▶ [Information shown]
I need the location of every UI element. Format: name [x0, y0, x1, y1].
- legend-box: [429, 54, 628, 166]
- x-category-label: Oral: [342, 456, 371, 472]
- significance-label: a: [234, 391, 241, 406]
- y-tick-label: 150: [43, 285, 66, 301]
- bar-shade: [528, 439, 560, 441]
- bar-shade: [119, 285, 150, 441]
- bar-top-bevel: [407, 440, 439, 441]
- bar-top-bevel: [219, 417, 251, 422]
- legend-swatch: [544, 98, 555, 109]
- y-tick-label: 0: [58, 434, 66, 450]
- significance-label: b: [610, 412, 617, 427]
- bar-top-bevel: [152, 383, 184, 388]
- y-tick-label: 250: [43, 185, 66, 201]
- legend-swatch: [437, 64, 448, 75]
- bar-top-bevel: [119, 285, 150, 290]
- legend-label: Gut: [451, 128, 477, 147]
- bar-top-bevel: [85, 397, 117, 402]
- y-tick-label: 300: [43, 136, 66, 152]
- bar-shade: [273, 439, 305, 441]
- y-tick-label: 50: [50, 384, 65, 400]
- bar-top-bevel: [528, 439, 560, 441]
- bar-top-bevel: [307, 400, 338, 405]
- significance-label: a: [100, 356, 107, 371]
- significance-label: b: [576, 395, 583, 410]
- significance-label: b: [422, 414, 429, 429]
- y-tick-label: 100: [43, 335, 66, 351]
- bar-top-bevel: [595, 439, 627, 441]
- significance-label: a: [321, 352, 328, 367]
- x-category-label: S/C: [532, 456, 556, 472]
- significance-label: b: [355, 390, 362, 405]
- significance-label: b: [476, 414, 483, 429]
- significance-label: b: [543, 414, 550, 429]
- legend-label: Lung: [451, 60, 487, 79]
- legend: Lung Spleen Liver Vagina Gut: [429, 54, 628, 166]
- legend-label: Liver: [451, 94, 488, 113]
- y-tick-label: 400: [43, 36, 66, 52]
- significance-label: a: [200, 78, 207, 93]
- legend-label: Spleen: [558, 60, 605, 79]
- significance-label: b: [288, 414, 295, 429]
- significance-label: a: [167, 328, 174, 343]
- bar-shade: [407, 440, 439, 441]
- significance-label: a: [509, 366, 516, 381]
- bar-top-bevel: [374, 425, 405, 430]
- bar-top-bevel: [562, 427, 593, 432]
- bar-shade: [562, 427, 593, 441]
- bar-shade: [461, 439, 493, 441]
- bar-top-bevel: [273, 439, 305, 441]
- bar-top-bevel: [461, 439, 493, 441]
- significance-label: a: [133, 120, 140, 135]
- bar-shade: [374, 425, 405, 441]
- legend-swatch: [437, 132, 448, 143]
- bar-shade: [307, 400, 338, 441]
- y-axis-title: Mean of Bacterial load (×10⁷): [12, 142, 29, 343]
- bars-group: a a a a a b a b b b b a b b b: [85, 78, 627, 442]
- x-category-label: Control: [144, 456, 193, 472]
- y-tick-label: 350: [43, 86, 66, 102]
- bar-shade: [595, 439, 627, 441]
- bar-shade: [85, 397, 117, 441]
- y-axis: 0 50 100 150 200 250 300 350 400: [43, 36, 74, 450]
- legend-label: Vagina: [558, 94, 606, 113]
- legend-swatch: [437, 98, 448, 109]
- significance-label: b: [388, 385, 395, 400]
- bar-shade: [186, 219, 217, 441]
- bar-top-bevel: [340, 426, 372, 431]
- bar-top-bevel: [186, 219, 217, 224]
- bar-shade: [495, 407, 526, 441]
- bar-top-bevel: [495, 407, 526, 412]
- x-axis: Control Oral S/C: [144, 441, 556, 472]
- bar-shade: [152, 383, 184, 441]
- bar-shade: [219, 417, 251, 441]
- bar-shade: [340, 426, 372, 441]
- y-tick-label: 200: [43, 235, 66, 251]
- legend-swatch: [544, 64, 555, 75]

--

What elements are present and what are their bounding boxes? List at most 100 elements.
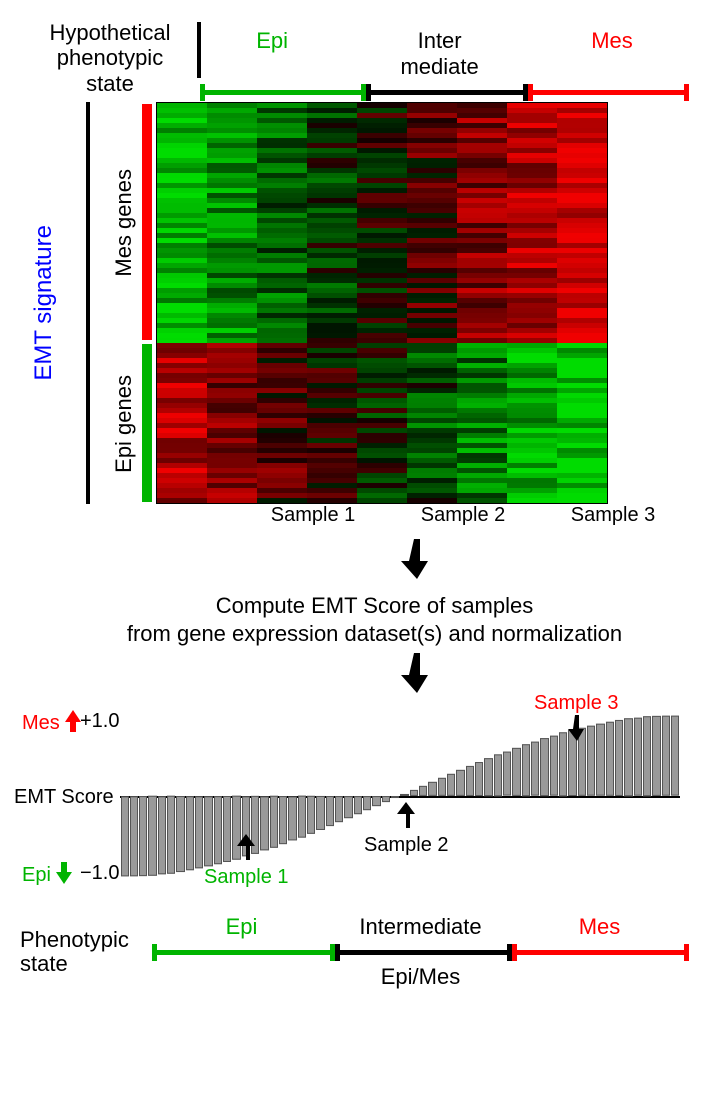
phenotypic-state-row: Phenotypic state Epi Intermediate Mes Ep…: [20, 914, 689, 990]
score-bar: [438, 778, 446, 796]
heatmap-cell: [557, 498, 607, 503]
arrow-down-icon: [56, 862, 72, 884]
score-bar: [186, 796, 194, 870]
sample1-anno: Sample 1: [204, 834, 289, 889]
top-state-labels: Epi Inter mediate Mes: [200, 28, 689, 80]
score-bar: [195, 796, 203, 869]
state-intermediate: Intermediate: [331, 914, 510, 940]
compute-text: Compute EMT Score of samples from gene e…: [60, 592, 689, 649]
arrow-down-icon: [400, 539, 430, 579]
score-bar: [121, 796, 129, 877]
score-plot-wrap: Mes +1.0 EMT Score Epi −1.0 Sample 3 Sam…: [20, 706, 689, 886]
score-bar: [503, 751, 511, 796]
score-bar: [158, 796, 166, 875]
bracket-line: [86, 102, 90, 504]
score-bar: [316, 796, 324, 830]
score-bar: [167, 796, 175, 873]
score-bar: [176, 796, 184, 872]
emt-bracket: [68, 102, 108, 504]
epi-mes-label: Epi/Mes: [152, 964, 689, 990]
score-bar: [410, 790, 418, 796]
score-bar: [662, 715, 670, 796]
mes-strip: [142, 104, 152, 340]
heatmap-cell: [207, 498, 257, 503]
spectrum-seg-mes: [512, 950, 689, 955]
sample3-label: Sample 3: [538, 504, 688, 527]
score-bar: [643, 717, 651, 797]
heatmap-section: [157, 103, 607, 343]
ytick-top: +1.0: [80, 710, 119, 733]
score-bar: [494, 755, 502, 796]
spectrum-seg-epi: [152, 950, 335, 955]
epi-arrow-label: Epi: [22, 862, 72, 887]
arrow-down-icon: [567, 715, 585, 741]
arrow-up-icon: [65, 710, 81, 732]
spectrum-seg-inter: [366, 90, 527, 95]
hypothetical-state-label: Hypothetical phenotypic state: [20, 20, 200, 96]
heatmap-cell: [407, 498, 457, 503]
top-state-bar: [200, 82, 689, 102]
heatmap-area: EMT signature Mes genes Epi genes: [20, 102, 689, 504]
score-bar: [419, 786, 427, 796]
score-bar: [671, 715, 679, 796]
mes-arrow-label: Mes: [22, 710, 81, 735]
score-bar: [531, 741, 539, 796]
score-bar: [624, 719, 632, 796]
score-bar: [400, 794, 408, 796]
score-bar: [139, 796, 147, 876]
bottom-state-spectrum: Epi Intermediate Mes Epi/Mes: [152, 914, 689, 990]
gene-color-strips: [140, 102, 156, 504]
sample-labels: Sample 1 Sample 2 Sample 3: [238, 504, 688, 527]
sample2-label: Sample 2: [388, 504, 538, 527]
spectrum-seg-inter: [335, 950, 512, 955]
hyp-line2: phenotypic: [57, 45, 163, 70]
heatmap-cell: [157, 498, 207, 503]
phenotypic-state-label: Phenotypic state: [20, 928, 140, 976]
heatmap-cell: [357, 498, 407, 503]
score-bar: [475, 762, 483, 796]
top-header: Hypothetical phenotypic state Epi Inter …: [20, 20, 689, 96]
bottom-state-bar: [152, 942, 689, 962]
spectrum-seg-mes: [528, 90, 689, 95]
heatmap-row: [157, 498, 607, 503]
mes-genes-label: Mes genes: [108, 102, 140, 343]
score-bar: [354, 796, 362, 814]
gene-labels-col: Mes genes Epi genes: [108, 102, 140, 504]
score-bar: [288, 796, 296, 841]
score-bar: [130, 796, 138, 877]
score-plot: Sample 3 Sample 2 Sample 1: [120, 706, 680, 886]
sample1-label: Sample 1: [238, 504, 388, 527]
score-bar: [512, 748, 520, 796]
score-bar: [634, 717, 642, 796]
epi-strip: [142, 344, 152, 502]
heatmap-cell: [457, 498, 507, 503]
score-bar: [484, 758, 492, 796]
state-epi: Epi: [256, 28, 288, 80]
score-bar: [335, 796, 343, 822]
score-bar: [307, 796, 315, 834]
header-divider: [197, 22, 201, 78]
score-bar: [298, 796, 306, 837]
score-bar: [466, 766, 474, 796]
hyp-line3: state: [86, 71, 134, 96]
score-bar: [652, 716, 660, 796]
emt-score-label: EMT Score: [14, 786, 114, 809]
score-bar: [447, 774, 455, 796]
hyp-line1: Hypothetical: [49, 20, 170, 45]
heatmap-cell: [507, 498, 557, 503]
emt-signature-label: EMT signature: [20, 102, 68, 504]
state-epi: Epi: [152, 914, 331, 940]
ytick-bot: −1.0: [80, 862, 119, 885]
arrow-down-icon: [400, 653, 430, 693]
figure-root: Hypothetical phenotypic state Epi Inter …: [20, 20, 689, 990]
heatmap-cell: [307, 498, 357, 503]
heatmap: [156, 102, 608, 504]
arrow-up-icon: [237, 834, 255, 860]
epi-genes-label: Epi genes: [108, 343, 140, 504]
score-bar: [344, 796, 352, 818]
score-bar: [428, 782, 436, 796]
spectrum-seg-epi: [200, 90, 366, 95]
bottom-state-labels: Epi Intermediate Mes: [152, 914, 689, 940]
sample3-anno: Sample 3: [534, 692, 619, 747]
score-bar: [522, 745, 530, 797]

==

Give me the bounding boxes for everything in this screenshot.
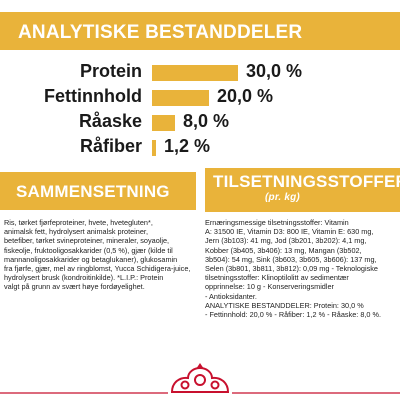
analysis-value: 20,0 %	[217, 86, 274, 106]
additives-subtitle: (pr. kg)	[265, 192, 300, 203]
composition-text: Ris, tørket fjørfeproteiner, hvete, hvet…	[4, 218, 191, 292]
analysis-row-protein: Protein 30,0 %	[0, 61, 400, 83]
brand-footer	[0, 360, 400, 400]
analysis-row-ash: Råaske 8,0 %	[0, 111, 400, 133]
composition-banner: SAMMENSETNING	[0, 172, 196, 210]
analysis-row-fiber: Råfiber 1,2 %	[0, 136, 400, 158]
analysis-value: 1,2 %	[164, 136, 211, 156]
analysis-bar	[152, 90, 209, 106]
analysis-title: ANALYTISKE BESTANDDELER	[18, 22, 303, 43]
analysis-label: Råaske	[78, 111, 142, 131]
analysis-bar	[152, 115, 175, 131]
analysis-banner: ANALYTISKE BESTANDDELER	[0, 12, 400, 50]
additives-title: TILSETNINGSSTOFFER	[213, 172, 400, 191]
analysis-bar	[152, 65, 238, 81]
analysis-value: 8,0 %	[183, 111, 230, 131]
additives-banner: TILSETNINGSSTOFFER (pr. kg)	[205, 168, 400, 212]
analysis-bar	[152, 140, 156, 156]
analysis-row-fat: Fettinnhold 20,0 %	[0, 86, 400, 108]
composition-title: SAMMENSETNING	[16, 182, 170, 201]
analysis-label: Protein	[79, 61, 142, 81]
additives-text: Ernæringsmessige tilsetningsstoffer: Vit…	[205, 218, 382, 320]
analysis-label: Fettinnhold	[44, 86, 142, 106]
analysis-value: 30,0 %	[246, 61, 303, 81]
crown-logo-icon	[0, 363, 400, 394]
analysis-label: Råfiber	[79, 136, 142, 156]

▶ [The task] With "bounding" as the string to match, show every line of the entries above that has it.

▶ [Expected output]
What elements are present and what are their bounding boxes? List at most 100 elements.
Give me the bounding boxes for everything in this screenshot.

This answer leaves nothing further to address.